## Required task
Go through the listing and return every line with "name" in it.

## Data provided
---+---

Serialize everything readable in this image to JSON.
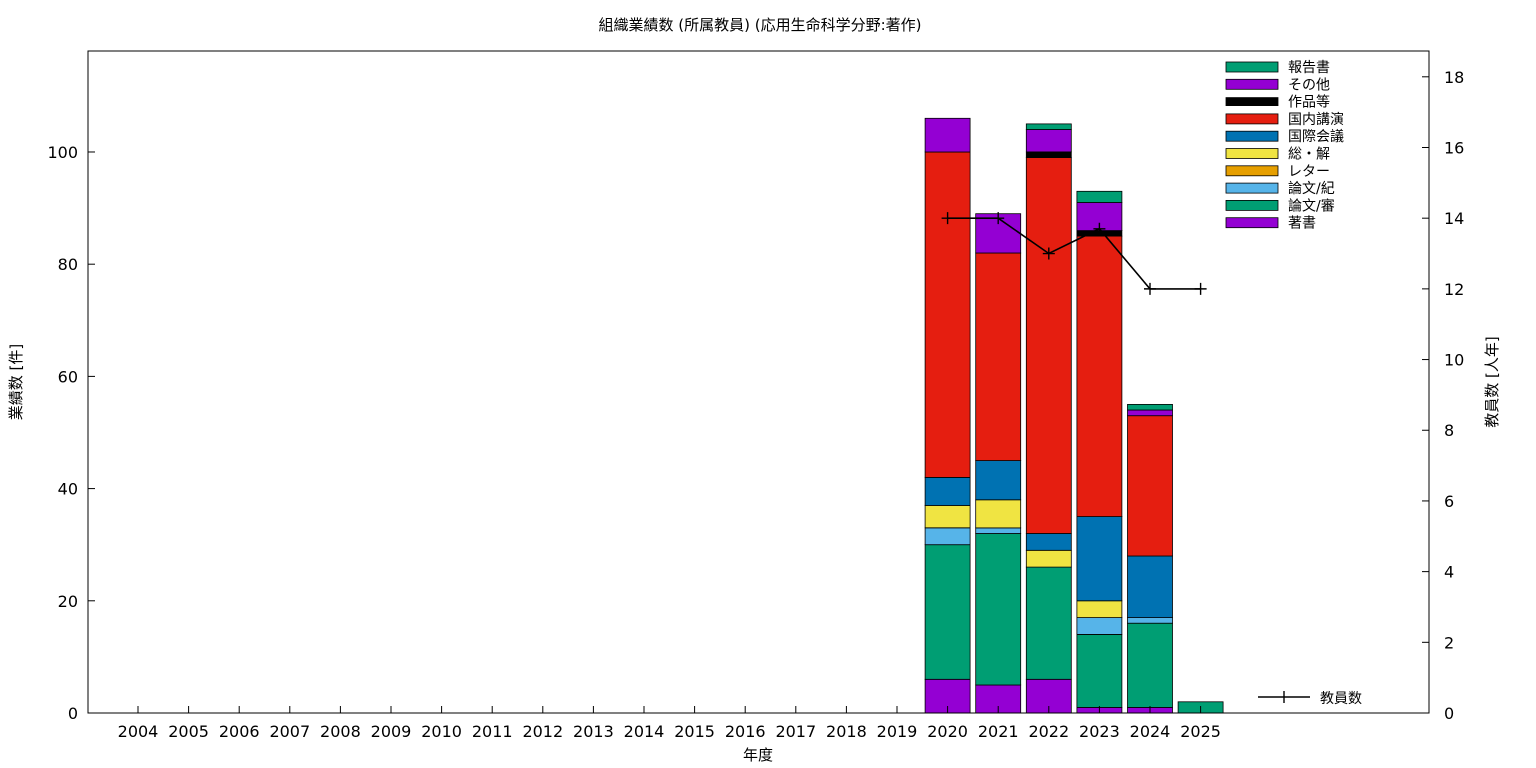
{
  "chart_data": {
    "type": "bar",
    "stacked": true,
    "title": "組織業績数 (所属教員) (応用生命科学分野:著作)",
    "xlabel": "年度",
    "ylabel": "業績数 [件]",
    "y2label": "教員数 [人年]",
    "ylim": [
      0,
      118
    ],
    "y2lim": [
      0,
      18.73
    ],
    "yticks": [
      0,
      20,
      40,
      60,
      80,
      100
    ],
    "y2ticks": [
      0,
      2,
      4,
      6,
      8,
      10,
      12,
      14,
      16,
      18
    ],
    "grid": false,
    "legend_position": "top-right",
    "categories": [
      "2004",
      "2005",
      "2006",
      "2007",
      "2008",
      "2009",
      "2010",
      "2011",
      "2012",
      "2013",
      "2014",
      "2015",
      "2016",
      "2017",
      "2018",
      "2019",
      "2020",
      "2021",
      "2022",
      "2023",
      "2024",
      "2025"
    ],
    "series": [
      {
        "name": "著書",
        "color": "#9400d3",
        "values": [
          0,
          0,
          0,
          0,
          0,
          0,
          0,
          0,
          0,
          0,
          0,
          0,
          0,
          0,
          0,
          0,
          6,
          5,
          6,
          1,
          1,
          0
        ]
      },
      {
        "name": "論文/審",
        "color": "#009e73",
        "values": [
          0,
          0,
          0,
          0,
          0,
          0,
          0,
          0,
          0,
          0,
          0,
          0,
          0,
          0,
          0,
          0,
          24,
          27,
          20,
          13,
          15,
          2
        ]
      },
      {
        "name": "論文/紀",
        "color": "#56b4e9",
        "values": [
          0,
          0,
          0,
          0,
          0,
          0,
          0,
          0,
          0,
          0,
          0,
          0,
          0,
          0,
          0,
          0,
          3,
          1,
          0,
          3,
          1,
          0
        ]
      },
      {
        "name": "レター",
        "color": "#e69f00",
        "values": [
          0,
          0,
          0,
          0,
          0,
          0,
          0,
          0,
          0,
          0,
          0,
          0,
          0,
          0,
          0,
          0,
          0,
          0,
          0,
          0,
          0,
          0
        ]
      },
      {
        "name": "総・解",
        "color": "#f0e442",
        "values": [
          0,
          0,
          0,
          0,
          0,
          0,
          0,
          0,
          0,
          0,
          0,
          0,
          0,
          0,
          0,
          0,
          4,
          5,
          3,
          3,
          0,
          0
        ]
      },
      {
        "name": "国際会議",
        "color": "#0072b2",
        "values": [
          0,
          0,
          0,
          0,
          0,
          0,
          0,
          0,
          0,
          0,
          0,
          0,
          0,
          0,
          0,
          0,
          5,
          7,
          3,
          15,
          11,
          0
        ]
      },
      {
        "name": "国内講演",
        "color": "#e51e10",
        "values": [
          0,
          0,
          0,
          0,
          0,
          0,
          0,
          0,
          0,
          0,
          0,
          0,
          0,
          0,
          0,
          0,
          58,
          37,
          67,
          50,
          25,
          0
        ]
      },
      {
        "name": "作品等",
        "color": "#000000",
        "values": [
          0,
          0,
          0,
          0,
          0,
          0,
          0,
          0,
          0,
          0,
          0,
          0,
          0,
          0,
          0,
          0,
          0,
          0,
          1,
          1,
          0,
          0
        ]
      },
      {
        "name": "その他",
        "color": "#9400d3",
        "values": [
          0,
          0,
          0,
          0,
          0,
          0,
          0,
          0,
          0,
          0,
          0,
          0,
          0,
          0,
          0,
          0,
          6,
          7,
          4,
          5,
          1,
          0
        ]
      },
      {
        "name": "報告書",
        "color": "#009e73",
        "values": [
          0,
          0,
          0,
          0,
          0,
          0,
          0,
          0,
          0,
          0,
          0,
          0,
          0,
          0,
          0,
          0,
          0,
          0,
          1,
          2,
          1,
          0
        ]
      }
    ],
    "line_series": {
      "name": "教員数",
      "axis": "y2",
      "color": "#000000",
      "x": [
        "2020",
        "2021",
        "2022",
        "2023",
        "2024",
        "2025"
      ],
      "values": [
        14,
        14,
        13,
        13.7,
        12,
        12
      ]
    }
  }
}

---+---

## The reply
        "name": "著書",
        "name": "論文/審",
        "name": "論文/紀",
        "name": "レター",
        "name": "総・解",
        "name": "国際会議",
        "name": "国内講演",
        "name": "作品等",
        "name": "その他",
        "name": "報告書",
      "name": "教員数",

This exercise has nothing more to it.